任务说明: 请把阅读材料中以“行为模式通常反映了用户的身份和习惯”开头的段落改写成简短的要点列表，并保留其主要事实。

阅读材料:
基于模式挖掘的用户行为异常检测

行为模式通常反映了用户的身份和习惯，该文阐述了针对Telnet会话中用户执行的shell命令，利用数据挖掘中的关联分析和序列挖掘技术对用户行为进行模式挖掘的方法，分析了传统的相关函数法在应用于序列模式比较时的不足，提出了基于递归式相关函数的模式比较算法，根据用户历史行为模式和当前行模式的比较相似度来检测用户行为中的异常，最后给出了相应的实验结果。

Anomaly Detection of User Behaviors Based on Profile Mining

Anomaly detection acts as the major direction of research in intrusion detection. Detecting anomalies in system/user behavior profiles can help us to discover unknown attacks. The critical problem of Anomaly Detection lies in how to construct the normal usage profiles and how to perform profile comparison. Fortunately, researchers of Columbia University pointed out a feasible solution for us: data mining. They also presented some inspiring results of experiments. As a kind of application specific approach for data processing, data mining has the ability to discover hidden knowledge from large volumes of security audit data. Data mining techniques, including association analysis, sequence mining and data classification, can greatly improve the ability of mining user behavior profiles which usually reflect identities and habits of users. We use Bro, a stand alone system for detecting network intruders in real time, to extract siell commands presented by users during telnet sessions. Commands are formatted and organized into audit records. After that, the apriori algorithm and the sliding window division algorithm are introduced to mine behavior profiles which are composed of association rules and sequence patterns from these audit records. After demonstrating the defect of traditional comparison algorithm which makes use of correlation functions to compare similarities between history profiles and present ones, we present our algorithm named recursive correlations to complete the comparison task and calculate similarities for detecting anomalous behaviors. In order to verify the validity of our approach, we simulate some kinds of anomalous behaviors based on telnet sessions and compare the mined profiles with those from normal behaviors. Results of experiments show distinct differences between them. With the help of such kinds of data mining techniques and profile comparison algorithms, we are provided with the capability of detecting anomalies which often indicate malicious attacks.

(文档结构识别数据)

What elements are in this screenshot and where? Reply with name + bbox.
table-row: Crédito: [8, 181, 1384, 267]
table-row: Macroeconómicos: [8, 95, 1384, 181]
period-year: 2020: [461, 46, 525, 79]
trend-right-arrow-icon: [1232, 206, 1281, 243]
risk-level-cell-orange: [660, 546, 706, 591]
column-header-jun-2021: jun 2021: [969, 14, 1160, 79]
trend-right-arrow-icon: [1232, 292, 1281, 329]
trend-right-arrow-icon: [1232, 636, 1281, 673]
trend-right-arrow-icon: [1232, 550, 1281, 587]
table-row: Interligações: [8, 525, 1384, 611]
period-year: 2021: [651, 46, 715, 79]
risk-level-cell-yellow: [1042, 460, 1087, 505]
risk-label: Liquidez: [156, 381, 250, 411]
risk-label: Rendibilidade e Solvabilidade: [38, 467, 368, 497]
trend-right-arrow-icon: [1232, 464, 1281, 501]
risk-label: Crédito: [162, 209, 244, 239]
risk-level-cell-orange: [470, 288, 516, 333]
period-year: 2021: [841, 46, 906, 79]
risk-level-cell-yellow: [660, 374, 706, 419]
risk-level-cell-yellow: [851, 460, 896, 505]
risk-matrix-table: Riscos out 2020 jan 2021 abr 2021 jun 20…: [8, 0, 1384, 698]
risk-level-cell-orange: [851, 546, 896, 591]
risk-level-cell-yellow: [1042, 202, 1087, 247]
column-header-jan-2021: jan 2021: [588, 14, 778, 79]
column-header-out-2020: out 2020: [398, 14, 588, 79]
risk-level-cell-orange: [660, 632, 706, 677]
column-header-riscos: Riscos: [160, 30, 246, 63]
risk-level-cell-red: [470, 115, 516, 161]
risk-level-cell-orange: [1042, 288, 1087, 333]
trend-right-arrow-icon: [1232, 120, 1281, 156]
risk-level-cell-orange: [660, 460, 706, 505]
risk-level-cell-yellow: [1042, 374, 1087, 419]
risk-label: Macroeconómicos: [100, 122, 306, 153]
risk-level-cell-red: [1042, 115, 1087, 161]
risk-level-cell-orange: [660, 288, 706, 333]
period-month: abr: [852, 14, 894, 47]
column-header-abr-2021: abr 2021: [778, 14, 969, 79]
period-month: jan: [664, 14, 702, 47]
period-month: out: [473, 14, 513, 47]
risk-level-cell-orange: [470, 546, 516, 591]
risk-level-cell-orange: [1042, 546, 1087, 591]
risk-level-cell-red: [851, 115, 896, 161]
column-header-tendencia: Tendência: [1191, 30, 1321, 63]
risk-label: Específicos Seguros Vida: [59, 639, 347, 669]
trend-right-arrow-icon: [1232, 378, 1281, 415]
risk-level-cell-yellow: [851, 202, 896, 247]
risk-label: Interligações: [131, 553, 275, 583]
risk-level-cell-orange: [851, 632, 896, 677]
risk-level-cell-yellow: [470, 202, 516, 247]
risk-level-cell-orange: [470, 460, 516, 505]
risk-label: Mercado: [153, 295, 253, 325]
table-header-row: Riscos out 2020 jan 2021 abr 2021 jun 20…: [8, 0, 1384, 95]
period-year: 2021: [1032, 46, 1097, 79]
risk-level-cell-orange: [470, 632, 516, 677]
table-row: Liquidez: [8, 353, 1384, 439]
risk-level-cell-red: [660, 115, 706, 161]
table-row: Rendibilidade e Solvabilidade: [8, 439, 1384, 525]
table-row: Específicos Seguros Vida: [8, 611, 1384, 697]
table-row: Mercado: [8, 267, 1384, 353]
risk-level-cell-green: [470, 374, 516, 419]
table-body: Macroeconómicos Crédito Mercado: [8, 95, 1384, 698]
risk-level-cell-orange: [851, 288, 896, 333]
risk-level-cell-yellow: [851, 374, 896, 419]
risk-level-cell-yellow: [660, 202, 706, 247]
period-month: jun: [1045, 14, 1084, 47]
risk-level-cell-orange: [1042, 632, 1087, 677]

输出结果:
- 行为模式通常反映用户的身份和习惯。
- 针对Telnet会话中用户执行的shell命令，运用数据挖掘中的关联分析和序列挖掘技术挖掘用户行为模式。
- 分析传统相关函数法用于序列模式比较时的不足。
- 提出基于递归式相关函数的模式比较算法。
- 依据用户历史行为模式与当前模式的比较相似度，检测用户行为中的异常。
- 最后给出相应的实验结果。